Stored data:
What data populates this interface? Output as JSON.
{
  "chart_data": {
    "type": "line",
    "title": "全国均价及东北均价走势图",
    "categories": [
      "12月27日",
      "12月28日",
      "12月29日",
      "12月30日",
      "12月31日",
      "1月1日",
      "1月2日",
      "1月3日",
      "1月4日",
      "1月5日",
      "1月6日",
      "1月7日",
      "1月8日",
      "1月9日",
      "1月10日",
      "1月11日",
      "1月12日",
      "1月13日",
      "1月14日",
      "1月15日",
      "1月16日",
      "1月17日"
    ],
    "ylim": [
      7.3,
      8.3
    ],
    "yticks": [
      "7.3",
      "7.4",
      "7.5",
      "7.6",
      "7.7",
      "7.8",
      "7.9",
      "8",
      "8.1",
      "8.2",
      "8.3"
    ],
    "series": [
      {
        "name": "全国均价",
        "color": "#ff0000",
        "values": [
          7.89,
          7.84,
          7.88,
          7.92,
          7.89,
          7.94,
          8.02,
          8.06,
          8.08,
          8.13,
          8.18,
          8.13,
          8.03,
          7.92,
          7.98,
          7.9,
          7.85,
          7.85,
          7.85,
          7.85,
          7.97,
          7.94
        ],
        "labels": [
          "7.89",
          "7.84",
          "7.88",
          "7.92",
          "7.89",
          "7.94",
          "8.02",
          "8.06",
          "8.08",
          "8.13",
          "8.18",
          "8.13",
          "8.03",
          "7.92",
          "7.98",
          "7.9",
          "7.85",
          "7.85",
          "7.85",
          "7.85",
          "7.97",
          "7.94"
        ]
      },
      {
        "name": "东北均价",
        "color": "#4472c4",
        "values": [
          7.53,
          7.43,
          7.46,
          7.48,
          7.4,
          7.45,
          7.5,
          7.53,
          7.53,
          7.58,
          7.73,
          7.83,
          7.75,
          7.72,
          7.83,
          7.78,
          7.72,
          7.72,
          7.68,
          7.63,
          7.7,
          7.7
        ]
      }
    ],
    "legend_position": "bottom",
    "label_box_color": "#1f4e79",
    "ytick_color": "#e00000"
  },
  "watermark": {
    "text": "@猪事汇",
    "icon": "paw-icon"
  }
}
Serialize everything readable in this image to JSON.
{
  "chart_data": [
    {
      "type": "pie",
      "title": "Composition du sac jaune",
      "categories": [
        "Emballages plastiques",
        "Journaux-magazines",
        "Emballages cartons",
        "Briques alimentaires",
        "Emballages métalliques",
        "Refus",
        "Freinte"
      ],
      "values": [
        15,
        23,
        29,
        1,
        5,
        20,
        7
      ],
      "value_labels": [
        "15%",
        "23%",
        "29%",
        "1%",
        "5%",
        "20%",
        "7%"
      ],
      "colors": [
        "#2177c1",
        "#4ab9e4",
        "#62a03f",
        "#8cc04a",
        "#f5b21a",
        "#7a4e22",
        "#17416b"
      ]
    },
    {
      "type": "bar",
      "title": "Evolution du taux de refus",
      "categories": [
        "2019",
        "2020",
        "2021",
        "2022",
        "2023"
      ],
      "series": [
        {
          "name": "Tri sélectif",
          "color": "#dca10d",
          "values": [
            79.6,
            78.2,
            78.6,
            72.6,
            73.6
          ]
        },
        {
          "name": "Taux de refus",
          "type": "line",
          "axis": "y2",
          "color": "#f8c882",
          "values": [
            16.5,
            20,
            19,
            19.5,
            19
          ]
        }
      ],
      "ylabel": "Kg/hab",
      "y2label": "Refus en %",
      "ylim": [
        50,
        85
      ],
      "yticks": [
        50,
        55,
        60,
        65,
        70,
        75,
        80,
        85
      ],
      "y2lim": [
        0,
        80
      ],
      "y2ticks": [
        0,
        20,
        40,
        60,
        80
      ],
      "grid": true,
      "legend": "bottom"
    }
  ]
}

What is being asked: All of the data needs to be printed once more, exactly.

Solution:
What data populates this interface? Output as JSON.
{
  "chart_data": {
    "type": "line",
    "title": "全国均价及东北均价走势图",
    "categories": [
      "12月27日",
      "12月28日",
      "12月29日",
      "12月30日",
      "12月31日",
      "1月1日",
      "1月2日",
      "1月3日",
      "1月4日",
      "1月5日",
      "1月6日",
      "1月7日",
      "1月8日",
      "1月9日",
      "1月10日",
      "1月11日",
      "1月12日",
      "1月13日",
      "1月14日",
      "1月15日",
      "1月16日",
      "1月17日"
    ],
    "ylim": [
      7.3,
      8.3
    ],
    "yticks": [
      "7.3",
      "7.4",
      "7.5",
      "7.6",
      "7.7",
      "7.8",
      "7.9",
      "8",
      "8.1",
      "8.2",
      "8.3"
    ],
    "series": [
      {
        "name": "全国均价",
        "color": "#ff0000",
        "values": [
          7.89,
          7.84,
          7.88,
          7.92,
          7.89,
          7.94,
          8.02,
          8.06,
          8.08,
          8.13,
          8.18,
          8.13,
          8.03,
          7.92,
          7.98,
          7.9,
          7.85,
          7.85,
          7.85,
          7.85,
          7.97,
          7.94
        ],
        "labels": [
          "7.89",
          "7.84",
          "7.88",
          "7.92",
          "7.89",
          "7.94",
          "8.02",
          "8.06",
          "8.08",
          "8.13",
          "8.18",
          "8.13",
          "8.03",
          "7.92",
          "7.98",
          "7.9",
          "7.85",
          "7.85",
          "7.85",
          "7.85",
          "7.97",
          "7.94"
        ]
      },
      {
        "name": "东北均价",
        "color": "#4472c4",
        "values": [
          7.53,
          7.43,
          7.46,
          7.48,
          7.4,
          7.45,
          7.5,
          7.53,
          7.53,
          7.58,
          7.73,
          7.83,
          7.75,
          7.72,
          7.83,
          7.78,
          7.72,
          7.72,
          7.68,
          7.63,
          7.7,
          7.7
        ]
      }
    ],
    "legend_position": "bottom",
    "label_box_color": "#1f4e79",
    "ytick_color": "#e00000"
  },
  "watermark": {
    "text": "@猪事汇",
    "icon": "paw-icon"
  }
}
Serialize everything readable in this image to JSON.
{
  "chart_data": [
    {
      "type": "pie",
      "title": "Composition du sac jaune",
      "categories": [
        "Emballages plastiques",
        "Journaux-magazines",
        "Emballages cartons",
        "Briques alimentaires",
        "Emballages métalliques",
        "Refus",
        "Freinte"
      ],
      "values": [
        15,
        23,
        29,
        1,
        5,
        20,
        7
      ],
      "value_labels": [
        "15%",
        "23%",
        "29%",
        "1%",
        "5%",
        "20%",
        "7%"
      ],
      "colors": [
        "#2177c1",
        "#4ab9e4",
        "#62a03f",
        "#8cc04a",
        "#f5b21a",
        "#7a4e22",
        "#17416b"
      ]
    },
    {
      "type": "bar",
      "title": "Evolution du taux de refus",
      "categories": [
        "2019",
        "2020",
        "2021",
        "2022",
        "2023"
      ],
      "series": [
        {
          "name": "Tri sélectif",
          "color": "#dca10d",
          "values": [
            79.6,
            78.2,
            78.6,
            72.6,
            73.6
          ]
        },
        {
          "name": "Taux de refus",
          "type": "line",
          "axis": "y2",
          "color": "#f8c882",
          "values": [
            16.5,
            20,
            19,
            19.5,
            19
          ]
        }
      ],
      "ylabel": "Kg/hab",
      "y2label": "Refus en %",
      "ylim": [
        50,
        85
      ],
      "yticks": [
        50,
        55,
        60,
        65,
        70,
        75,
        80,
        85
      ],
      "y2lim": [
        0,
        80
      ],
      "y2ticks": [
        0,
        20,
        40,
        60,
        80
      ],
      "grid": true,
      "legend": "bottom"
    }
  ]
}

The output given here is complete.